START Materials provided

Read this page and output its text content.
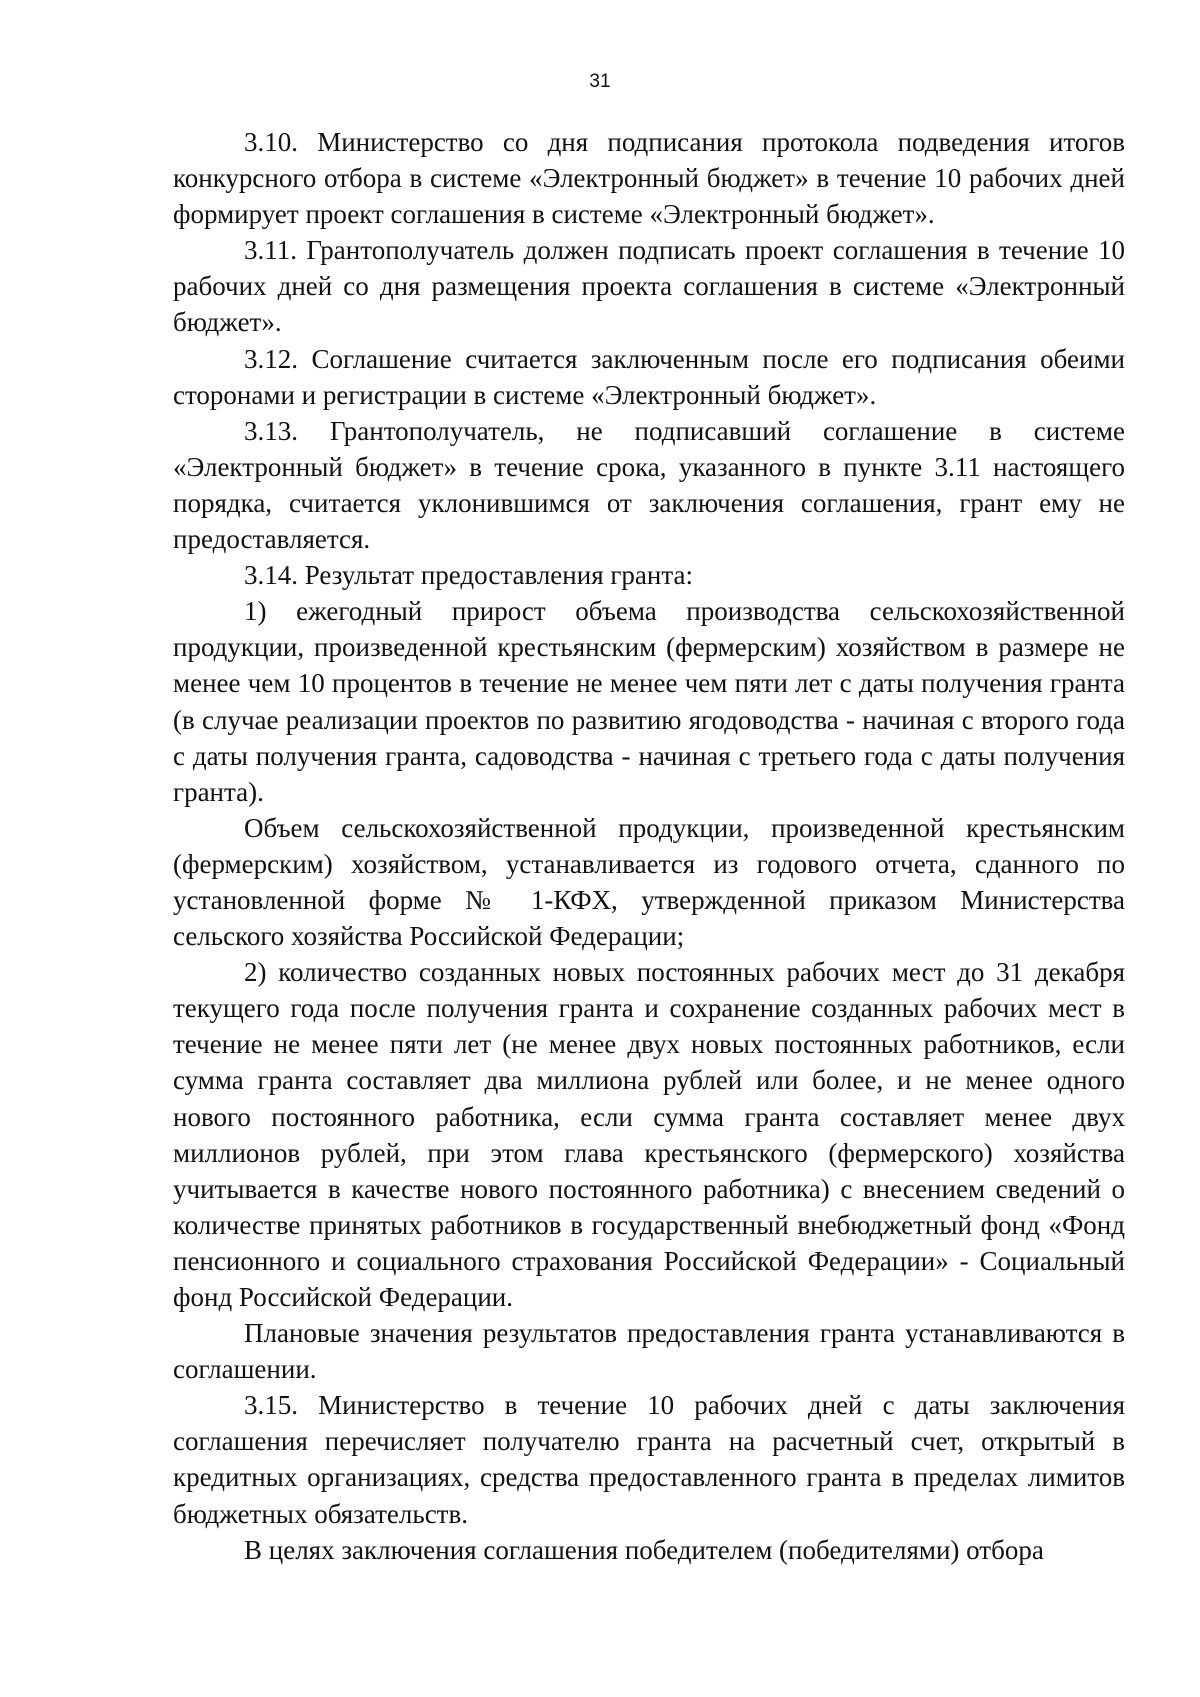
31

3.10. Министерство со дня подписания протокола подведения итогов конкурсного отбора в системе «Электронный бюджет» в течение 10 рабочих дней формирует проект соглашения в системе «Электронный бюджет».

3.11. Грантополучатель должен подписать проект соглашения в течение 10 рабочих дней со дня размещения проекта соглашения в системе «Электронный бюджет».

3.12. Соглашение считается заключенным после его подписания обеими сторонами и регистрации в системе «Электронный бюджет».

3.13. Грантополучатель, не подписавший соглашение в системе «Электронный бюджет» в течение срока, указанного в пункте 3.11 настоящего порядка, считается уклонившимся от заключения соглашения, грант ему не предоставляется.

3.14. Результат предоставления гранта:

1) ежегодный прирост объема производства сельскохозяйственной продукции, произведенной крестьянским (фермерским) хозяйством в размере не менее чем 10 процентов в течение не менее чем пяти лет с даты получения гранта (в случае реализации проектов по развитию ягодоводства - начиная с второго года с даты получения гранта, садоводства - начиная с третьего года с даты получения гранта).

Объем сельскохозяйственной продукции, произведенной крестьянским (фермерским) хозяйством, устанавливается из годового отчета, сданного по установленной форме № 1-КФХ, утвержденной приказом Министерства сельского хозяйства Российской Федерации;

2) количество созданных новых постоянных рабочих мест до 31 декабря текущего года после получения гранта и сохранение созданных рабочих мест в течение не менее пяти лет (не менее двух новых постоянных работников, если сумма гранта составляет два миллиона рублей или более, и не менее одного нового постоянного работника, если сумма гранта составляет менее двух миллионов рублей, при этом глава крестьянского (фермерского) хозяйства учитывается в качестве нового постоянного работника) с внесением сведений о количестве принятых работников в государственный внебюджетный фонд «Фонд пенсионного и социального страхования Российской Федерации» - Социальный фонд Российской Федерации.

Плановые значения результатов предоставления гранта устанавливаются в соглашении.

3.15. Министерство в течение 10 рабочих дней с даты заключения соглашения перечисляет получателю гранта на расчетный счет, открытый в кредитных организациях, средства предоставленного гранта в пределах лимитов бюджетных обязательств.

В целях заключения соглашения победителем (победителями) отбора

END Materials provided
START Materials provided

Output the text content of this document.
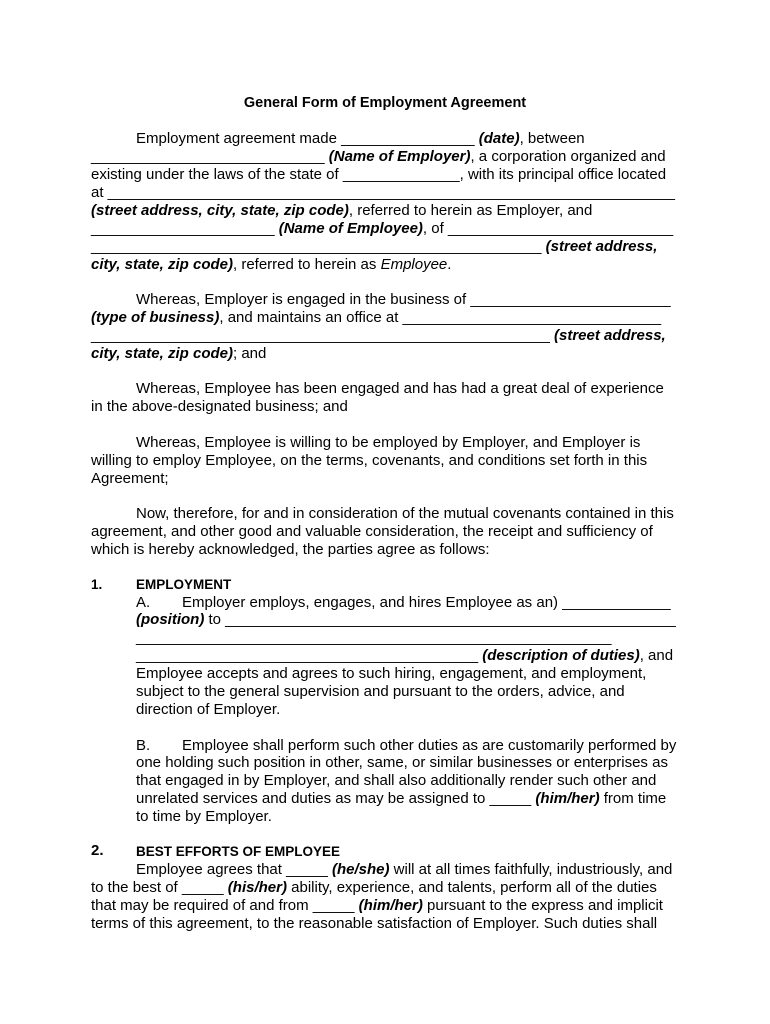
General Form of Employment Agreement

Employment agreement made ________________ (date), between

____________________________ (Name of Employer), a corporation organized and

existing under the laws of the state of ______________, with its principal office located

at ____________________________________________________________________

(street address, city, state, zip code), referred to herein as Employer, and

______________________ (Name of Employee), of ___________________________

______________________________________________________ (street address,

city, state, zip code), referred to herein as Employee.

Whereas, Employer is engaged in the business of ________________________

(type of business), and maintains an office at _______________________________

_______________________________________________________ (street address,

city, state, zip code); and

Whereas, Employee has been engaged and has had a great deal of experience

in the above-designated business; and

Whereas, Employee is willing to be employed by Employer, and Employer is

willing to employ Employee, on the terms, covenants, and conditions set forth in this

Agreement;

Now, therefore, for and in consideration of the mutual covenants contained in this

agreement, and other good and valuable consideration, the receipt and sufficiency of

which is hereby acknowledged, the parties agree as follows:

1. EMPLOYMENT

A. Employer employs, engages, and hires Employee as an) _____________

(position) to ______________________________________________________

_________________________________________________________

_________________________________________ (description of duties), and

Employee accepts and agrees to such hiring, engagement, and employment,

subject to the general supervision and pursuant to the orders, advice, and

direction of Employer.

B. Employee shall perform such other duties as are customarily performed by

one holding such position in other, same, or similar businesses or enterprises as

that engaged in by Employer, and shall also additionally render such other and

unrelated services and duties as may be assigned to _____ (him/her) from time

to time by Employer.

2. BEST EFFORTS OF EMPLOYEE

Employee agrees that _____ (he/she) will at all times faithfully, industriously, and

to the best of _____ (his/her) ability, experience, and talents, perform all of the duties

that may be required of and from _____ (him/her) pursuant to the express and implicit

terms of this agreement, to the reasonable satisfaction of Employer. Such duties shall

END Materials provided

Select the lines from the entries that include the word "дней".

Task output:
3.10. Министерство со дня подписания протокола подведения итогов конкурсного отбора в системе «Электронный бюджет» в течение 10 рабочих дней формирует проект соглашения в системе «Электронный бюджет».
3.11. Грантополучатель должен подписать проект соглашения в течение 10 рабочих дней со дня размещения проекта соглашения в системе «Электронный бюджет».
3.15. Министерство в течение 10 рабочих дней с даты заключения соглашения перечисляет получателю гранта на расчетный счет, открытый в кредитных организациях, средства предоставленного гранта в пределах лимитов бюджетных обязательств.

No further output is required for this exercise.